Task prompt |
Repeat each of the entries below word for word, leaving every line unchanged.

Excerpts from a figure dataset
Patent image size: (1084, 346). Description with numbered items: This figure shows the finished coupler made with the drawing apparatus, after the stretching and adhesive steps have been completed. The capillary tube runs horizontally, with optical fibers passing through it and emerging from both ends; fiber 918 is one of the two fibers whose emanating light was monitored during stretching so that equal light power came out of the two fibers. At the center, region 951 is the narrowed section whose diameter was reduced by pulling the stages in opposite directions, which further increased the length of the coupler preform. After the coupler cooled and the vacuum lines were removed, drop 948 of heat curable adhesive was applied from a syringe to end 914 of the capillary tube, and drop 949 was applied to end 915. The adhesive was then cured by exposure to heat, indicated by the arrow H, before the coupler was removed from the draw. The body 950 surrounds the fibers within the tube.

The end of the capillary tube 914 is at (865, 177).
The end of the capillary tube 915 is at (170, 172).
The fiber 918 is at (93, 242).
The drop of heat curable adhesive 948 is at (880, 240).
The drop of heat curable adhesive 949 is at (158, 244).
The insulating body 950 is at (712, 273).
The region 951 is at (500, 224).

Reply |
Patent image size: (1084, 346). Description with numbered items: This figure shows the finished coupler made with the drawing apparatus, after the stretching and adhesive steps have been completed. The capillary tube runs horizontally, with optical fibers passing through it and emerging from both ends; fiber 918 is one of the two fibers whose emanating light was monitored during stretching so that equal light power came out of the two fibers. At the center, region 951 is the narrowed section whose diameter was reduced by pulling the stages in opposite directions, which further increased the length of the coupler preform. After the coupler cooled and the vacuum lines were removed, drop 948 of heat curable adhesive was applied from a syringe to end 914 of the capillary tube, and drop 949 was applied to end 915. The adhesive was then cured by exposure to heat, indicated by the arrow H, before the coupler was removed from the draw. The body 950 surrounds the fibers within the tube.

The end of the capillary tube 914 is at (865, 177).
The end of the capillary tube 915 is at (170, 172).
The fiber 918 is at (93, 242).
The drop of heat curable adhesive 948 is at (880, 240).
The drop of heat curable adhesive 949 is at (158, 244).
The insulating body 950 is at (712, 273).
The region 951 is at (500, 224).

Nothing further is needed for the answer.